EXERCISE DIRECTIONS >> Below are the entries; count the lines in them that contain the word "android" and give only the number.

--- begin ---

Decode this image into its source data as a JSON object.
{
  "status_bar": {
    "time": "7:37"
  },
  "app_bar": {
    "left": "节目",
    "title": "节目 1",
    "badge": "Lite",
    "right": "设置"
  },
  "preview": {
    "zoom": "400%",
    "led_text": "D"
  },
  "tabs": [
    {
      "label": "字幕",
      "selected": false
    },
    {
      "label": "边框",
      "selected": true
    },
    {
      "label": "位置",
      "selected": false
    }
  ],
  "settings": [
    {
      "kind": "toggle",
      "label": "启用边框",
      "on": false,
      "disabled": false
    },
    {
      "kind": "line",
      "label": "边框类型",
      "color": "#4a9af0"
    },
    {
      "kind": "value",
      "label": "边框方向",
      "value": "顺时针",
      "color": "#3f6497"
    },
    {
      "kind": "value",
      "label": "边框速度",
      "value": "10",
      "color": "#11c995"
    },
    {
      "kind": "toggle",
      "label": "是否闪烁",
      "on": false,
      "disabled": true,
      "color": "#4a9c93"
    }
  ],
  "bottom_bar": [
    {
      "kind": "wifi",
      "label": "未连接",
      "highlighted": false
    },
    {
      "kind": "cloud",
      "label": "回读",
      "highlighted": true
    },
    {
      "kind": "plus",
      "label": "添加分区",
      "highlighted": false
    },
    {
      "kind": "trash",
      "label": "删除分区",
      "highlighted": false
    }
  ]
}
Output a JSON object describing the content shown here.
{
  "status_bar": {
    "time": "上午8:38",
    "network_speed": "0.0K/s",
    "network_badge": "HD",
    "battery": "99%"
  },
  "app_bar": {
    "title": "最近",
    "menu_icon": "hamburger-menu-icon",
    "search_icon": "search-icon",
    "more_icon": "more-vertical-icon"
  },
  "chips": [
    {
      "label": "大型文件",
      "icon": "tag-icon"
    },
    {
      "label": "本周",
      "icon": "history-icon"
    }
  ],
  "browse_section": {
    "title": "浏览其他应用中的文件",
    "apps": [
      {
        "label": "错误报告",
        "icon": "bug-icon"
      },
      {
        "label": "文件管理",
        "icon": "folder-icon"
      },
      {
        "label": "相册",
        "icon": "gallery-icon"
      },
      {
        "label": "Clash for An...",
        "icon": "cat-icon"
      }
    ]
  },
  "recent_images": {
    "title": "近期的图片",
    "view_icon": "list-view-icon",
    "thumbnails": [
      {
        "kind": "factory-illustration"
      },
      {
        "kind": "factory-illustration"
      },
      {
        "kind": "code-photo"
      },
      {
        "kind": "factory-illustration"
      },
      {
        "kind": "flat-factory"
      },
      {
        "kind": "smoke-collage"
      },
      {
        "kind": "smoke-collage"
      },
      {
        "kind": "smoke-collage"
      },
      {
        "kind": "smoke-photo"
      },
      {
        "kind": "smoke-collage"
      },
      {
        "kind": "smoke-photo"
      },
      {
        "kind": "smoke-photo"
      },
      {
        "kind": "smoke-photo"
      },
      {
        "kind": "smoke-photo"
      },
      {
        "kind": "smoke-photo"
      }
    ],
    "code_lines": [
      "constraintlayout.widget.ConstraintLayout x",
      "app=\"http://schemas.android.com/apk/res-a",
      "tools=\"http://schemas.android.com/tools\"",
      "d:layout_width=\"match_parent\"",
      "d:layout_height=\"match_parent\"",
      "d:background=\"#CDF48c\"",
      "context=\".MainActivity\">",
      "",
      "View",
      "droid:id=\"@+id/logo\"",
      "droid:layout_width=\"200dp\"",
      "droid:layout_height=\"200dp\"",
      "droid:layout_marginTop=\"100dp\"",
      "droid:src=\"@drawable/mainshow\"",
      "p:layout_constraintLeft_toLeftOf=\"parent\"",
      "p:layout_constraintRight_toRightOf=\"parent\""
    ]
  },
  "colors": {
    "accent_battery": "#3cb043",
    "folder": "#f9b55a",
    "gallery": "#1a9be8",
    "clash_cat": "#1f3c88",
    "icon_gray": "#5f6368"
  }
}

--- end ---

THE RESULT >> 2